Reading down the listing below, count the lines where the word "right" shows up, then give only that count.
··· Input rows
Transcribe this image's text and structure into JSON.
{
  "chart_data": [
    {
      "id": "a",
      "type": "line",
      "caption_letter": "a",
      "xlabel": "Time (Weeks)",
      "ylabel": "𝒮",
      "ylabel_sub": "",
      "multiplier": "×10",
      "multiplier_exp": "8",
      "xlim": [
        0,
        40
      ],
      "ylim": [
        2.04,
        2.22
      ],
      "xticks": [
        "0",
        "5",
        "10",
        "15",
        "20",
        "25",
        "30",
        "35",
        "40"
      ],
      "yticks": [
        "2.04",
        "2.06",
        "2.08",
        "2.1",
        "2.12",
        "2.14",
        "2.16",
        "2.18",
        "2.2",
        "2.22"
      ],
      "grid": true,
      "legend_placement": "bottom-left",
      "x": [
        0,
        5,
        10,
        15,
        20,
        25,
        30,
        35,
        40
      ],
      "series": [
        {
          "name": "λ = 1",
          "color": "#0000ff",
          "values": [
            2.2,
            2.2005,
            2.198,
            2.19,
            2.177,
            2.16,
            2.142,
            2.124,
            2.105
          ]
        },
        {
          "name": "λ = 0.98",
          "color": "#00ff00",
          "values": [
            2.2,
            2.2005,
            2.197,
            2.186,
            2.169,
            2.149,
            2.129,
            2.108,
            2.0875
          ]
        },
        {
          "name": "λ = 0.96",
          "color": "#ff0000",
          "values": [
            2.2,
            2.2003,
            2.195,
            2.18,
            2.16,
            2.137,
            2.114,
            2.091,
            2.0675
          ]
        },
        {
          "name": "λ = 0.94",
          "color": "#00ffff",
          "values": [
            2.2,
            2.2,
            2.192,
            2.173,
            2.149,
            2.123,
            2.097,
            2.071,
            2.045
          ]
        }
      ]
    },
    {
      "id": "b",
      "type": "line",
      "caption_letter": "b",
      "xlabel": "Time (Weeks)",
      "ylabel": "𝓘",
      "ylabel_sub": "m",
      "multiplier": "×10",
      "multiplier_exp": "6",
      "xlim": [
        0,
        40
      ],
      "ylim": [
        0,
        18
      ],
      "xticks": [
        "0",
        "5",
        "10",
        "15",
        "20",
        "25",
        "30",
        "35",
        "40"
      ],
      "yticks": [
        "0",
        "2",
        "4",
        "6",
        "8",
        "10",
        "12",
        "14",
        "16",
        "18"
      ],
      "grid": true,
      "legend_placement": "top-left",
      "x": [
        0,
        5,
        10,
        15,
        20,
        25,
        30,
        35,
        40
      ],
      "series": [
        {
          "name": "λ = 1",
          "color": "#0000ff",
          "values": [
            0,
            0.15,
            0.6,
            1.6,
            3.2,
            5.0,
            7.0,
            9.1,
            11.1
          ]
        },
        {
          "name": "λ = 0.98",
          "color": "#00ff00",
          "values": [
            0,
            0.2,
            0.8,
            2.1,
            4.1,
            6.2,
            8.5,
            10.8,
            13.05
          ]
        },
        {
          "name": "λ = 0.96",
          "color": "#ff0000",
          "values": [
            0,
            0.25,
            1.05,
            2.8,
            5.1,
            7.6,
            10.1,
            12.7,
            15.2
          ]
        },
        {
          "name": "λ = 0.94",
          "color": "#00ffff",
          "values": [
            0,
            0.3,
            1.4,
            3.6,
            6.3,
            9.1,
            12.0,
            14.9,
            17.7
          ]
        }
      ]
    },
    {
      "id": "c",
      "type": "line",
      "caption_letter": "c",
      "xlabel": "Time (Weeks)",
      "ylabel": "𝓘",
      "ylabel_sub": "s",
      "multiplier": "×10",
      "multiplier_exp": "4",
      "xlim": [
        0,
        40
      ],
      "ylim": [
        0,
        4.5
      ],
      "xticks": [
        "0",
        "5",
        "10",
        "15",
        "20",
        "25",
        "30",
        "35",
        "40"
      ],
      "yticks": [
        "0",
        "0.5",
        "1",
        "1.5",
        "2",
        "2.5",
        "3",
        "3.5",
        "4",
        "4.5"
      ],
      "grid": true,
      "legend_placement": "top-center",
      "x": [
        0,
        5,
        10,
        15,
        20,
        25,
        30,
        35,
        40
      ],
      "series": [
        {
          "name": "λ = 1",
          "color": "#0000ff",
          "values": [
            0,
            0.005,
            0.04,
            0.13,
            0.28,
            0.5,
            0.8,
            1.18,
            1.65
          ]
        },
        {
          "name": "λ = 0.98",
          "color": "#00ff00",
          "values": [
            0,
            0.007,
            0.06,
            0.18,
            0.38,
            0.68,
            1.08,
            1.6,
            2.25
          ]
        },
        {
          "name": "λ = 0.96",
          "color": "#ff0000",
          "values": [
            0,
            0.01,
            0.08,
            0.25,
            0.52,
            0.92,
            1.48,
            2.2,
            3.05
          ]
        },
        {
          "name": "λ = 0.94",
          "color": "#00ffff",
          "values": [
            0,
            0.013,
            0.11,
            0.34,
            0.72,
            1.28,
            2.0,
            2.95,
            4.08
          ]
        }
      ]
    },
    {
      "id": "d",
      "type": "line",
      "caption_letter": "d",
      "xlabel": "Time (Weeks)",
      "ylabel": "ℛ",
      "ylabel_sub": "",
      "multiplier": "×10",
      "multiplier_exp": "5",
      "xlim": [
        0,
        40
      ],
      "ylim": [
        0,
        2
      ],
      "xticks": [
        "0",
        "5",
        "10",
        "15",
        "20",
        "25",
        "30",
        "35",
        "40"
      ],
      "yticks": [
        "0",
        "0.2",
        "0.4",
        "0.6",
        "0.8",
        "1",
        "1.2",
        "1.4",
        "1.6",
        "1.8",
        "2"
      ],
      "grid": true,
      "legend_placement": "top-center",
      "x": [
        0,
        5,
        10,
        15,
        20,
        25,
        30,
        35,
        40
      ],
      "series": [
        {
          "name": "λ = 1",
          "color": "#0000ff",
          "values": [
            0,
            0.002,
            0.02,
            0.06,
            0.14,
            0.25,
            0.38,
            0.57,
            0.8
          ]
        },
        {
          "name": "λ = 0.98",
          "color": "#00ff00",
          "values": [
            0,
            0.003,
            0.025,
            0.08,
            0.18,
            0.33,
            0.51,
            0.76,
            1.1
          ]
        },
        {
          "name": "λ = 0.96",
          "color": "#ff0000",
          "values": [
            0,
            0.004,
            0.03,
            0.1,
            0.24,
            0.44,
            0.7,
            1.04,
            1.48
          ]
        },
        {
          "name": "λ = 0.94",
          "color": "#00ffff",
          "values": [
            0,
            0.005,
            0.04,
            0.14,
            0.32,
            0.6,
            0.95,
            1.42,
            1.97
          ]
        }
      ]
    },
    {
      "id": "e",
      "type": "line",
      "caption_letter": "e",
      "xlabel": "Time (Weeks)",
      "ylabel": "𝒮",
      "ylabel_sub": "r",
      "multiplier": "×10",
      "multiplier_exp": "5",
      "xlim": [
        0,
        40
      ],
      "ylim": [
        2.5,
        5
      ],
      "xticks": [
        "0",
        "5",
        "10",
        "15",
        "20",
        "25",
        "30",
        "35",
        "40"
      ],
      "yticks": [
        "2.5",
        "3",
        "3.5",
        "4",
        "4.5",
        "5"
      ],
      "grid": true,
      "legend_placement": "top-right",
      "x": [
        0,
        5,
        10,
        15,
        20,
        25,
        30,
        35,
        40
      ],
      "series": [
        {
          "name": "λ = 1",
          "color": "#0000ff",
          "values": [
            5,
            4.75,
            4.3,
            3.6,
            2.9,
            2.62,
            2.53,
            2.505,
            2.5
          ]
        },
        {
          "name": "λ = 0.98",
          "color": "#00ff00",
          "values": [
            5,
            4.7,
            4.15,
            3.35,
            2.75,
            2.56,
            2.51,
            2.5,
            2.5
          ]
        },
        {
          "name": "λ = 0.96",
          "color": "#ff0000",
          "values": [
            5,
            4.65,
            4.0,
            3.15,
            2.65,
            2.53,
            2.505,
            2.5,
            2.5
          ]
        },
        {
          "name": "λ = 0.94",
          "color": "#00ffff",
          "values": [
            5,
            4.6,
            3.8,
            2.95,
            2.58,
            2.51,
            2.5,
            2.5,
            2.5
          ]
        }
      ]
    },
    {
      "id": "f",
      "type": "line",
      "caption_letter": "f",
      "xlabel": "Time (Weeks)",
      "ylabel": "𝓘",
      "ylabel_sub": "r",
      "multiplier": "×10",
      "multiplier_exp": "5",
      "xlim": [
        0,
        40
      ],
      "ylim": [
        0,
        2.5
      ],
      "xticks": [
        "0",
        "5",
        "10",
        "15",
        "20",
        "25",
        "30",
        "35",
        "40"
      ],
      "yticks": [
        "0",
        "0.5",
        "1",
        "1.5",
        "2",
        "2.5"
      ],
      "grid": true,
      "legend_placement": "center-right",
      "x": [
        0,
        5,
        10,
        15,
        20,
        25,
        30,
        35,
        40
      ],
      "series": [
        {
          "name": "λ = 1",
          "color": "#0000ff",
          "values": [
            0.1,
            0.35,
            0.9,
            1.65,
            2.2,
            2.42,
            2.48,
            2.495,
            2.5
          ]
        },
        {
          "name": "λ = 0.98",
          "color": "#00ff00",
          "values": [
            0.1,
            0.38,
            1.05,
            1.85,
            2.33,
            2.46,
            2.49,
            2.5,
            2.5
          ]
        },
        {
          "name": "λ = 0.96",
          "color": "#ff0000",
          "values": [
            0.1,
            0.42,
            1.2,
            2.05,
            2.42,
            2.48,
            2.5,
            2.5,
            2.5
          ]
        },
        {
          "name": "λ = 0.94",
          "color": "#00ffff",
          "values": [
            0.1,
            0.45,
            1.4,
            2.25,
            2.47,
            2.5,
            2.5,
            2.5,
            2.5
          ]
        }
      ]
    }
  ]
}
······
> [Written solution]: 2